INFORMATION SHOWN:
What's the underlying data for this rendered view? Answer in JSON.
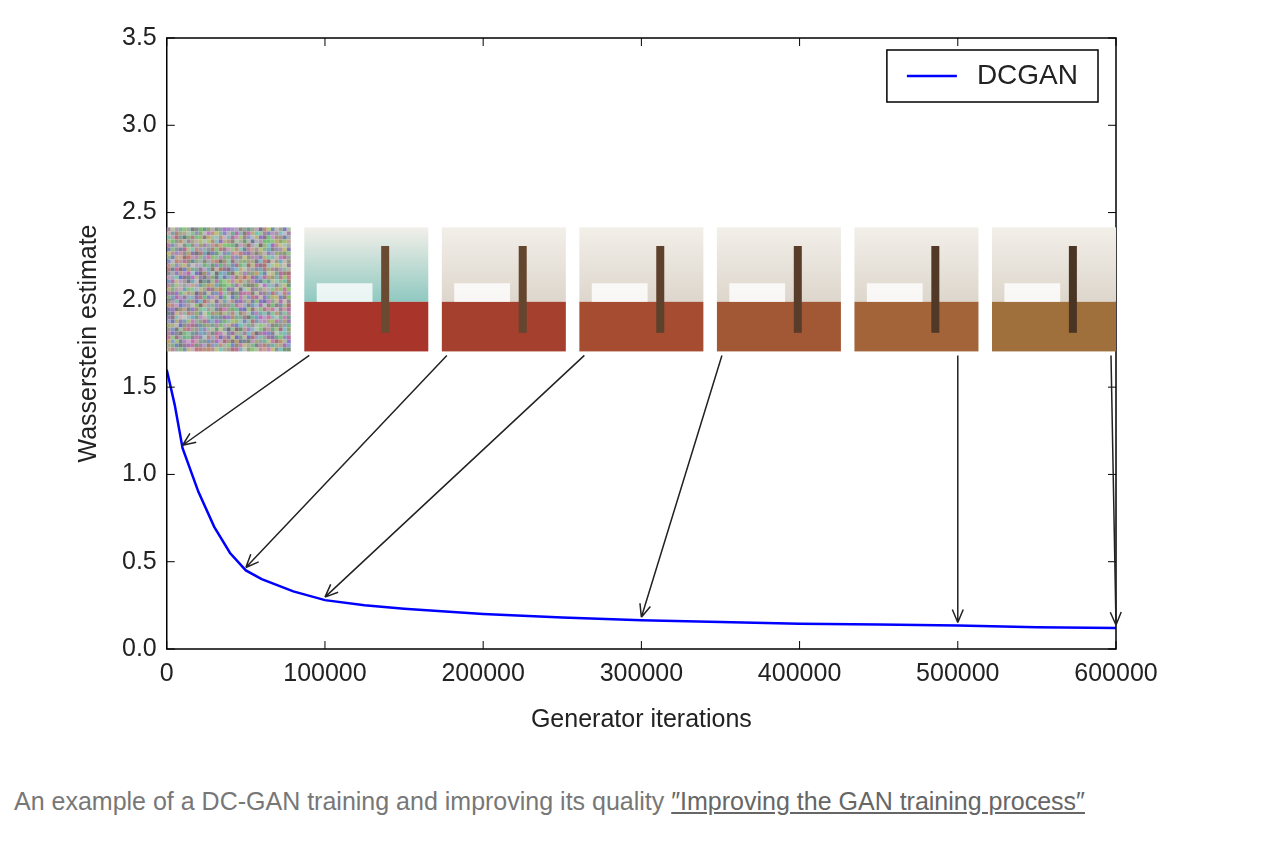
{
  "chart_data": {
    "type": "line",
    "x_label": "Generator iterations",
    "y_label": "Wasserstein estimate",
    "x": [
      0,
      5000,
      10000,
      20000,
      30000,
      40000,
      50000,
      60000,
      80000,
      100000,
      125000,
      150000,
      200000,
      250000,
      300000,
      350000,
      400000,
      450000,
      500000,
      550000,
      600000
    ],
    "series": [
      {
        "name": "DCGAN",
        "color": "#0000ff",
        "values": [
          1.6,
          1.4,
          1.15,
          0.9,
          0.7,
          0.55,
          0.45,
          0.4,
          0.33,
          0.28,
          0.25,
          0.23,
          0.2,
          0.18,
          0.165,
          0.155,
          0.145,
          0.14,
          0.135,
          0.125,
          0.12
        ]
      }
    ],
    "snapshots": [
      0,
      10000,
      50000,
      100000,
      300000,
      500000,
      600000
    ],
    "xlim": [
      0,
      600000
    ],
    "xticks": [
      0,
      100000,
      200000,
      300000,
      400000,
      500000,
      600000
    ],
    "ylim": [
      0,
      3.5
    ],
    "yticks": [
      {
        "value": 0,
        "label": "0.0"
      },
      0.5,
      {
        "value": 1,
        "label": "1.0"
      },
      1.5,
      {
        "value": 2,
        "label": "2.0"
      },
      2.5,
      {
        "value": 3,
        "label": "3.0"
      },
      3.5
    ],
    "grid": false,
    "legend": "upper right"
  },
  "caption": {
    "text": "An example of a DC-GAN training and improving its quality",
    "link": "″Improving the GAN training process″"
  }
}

WHAT YOU ARE ASKED TO DO:
List every line from the entries above in which "training" appears.

WRITTEN SOLUTION:
    "text": "An example of a DC-GAN training and improving its quality",
    "link": "″Improving the GAN training process″"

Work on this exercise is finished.